• WORK TO BE COMPLETED: Which lines have the string "name"? Copy all of them from the entries below.

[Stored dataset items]

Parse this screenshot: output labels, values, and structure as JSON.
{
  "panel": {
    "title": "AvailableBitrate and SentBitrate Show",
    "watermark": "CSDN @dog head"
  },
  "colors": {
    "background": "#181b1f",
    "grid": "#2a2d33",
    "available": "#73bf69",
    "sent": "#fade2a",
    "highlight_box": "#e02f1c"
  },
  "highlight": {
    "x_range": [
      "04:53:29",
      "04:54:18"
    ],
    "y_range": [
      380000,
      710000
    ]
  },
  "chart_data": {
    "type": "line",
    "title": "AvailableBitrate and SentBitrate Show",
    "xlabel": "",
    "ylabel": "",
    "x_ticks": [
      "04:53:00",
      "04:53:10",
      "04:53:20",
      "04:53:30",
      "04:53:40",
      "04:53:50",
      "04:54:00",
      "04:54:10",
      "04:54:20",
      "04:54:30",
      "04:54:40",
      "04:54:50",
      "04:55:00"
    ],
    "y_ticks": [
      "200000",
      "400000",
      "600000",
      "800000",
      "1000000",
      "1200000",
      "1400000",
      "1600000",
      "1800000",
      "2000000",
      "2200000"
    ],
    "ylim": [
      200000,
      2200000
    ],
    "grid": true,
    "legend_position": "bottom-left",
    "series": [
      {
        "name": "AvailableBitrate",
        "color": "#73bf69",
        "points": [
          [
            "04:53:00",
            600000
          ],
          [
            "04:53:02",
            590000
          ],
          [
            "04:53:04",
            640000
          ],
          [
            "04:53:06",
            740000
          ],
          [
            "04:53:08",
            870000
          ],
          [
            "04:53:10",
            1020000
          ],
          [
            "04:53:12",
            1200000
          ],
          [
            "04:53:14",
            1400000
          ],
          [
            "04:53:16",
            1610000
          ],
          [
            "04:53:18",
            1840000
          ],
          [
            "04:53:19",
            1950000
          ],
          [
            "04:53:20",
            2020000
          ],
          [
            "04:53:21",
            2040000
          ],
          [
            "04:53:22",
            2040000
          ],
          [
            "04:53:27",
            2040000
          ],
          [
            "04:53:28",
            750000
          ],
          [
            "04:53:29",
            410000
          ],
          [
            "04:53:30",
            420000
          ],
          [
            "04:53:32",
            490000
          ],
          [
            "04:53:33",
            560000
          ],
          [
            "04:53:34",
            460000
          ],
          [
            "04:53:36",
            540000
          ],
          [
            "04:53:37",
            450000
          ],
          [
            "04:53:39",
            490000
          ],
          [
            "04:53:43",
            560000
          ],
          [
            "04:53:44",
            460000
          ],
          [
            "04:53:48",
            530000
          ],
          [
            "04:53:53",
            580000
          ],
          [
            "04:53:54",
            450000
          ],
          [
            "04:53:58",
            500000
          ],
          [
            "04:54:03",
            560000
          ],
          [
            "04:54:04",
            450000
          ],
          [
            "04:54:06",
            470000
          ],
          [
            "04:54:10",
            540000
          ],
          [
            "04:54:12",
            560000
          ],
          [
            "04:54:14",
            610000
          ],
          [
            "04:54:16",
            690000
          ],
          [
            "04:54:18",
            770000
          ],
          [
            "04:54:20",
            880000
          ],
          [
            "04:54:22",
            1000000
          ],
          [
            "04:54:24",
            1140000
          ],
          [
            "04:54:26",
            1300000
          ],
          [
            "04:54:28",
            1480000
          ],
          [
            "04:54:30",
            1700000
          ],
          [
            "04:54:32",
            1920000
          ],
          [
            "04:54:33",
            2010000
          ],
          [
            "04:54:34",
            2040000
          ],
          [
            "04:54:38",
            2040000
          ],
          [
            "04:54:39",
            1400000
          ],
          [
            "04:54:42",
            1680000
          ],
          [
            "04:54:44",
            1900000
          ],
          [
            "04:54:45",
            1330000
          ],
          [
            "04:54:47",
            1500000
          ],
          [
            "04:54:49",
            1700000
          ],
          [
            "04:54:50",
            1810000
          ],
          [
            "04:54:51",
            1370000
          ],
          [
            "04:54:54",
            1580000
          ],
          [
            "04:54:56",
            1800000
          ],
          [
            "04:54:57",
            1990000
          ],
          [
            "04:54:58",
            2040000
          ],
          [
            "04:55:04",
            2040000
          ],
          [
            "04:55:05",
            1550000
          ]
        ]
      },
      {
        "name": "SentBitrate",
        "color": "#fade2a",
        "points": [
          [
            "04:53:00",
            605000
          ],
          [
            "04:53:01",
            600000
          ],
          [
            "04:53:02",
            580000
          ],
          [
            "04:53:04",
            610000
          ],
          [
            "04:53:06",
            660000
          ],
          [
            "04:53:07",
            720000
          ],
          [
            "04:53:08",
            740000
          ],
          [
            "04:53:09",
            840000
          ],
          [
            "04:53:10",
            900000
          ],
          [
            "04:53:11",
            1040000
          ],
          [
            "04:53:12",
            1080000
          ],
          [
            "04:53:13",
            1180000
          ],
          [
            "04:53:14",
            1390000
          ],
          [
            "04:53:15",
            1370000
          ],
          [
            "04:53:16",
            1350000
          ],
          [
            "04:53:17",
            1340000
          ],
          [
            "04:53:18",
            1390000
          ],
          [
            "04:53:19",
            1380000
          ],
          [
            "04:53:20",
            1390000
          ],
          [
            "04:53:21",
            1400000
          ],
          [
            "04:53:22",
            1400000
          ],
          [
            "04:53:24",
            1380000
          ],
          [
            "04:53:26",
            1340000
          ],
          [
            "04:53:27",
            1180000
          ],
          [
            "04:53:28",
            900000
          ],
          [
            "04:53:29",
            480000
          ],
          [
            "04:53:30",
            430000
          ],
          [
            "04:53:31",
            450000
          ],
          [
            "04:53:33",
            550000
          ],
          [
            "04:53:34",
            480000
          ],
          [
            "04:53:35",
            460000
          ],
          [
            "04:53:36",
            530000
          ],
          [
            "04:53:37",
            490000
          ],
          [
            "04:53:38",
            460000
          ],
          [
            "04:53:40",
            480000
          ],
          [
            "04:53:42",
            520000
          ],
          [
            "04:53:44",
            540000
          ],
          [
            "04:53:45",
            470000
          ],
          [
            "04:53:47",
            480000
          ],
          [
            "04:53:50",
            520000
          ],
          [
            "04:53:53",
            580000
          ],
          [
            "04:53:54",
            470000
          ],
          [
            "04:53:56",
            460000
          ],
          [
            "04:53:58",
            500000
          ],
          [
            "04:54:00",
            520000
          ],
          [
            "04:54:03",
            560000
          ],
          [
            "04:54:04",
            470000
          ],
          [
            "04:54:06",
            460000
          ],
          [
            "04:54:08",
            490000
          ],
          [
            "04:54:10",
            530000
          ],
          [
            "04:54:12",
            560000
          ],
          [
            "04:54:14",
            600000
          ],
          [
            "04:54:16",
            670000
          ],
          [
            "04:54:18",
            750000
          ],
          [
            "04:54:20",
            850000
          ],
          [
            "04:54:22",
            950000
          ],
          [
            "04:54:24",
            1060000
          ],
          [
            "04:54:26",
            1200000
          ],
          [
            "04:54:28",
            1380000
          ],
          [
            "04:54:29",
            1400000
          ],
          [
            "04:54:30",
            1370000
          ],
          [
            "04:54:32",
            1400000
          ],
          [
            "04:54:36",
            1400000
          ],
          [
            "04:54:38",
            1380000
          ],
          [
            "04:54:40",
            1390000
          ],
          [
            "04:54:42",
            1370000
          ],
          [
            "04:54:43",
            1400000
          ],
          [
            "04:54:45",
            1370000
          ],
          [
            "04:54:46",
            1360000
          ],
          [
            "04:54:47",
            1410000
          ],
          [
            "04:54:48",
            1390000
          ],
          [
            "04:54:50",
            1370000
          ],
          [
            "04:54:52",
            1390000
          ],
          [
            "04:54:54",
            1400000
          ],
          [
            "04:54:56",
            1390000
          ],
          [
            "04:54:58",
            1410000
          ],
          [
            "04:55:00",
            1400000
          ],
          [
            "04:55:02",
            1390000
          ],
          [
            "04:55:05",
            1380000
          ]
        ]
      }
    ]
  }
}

• EXERCISE RESULT:
        "name": "AvailableBitrate",
        "name": "SentBitrate",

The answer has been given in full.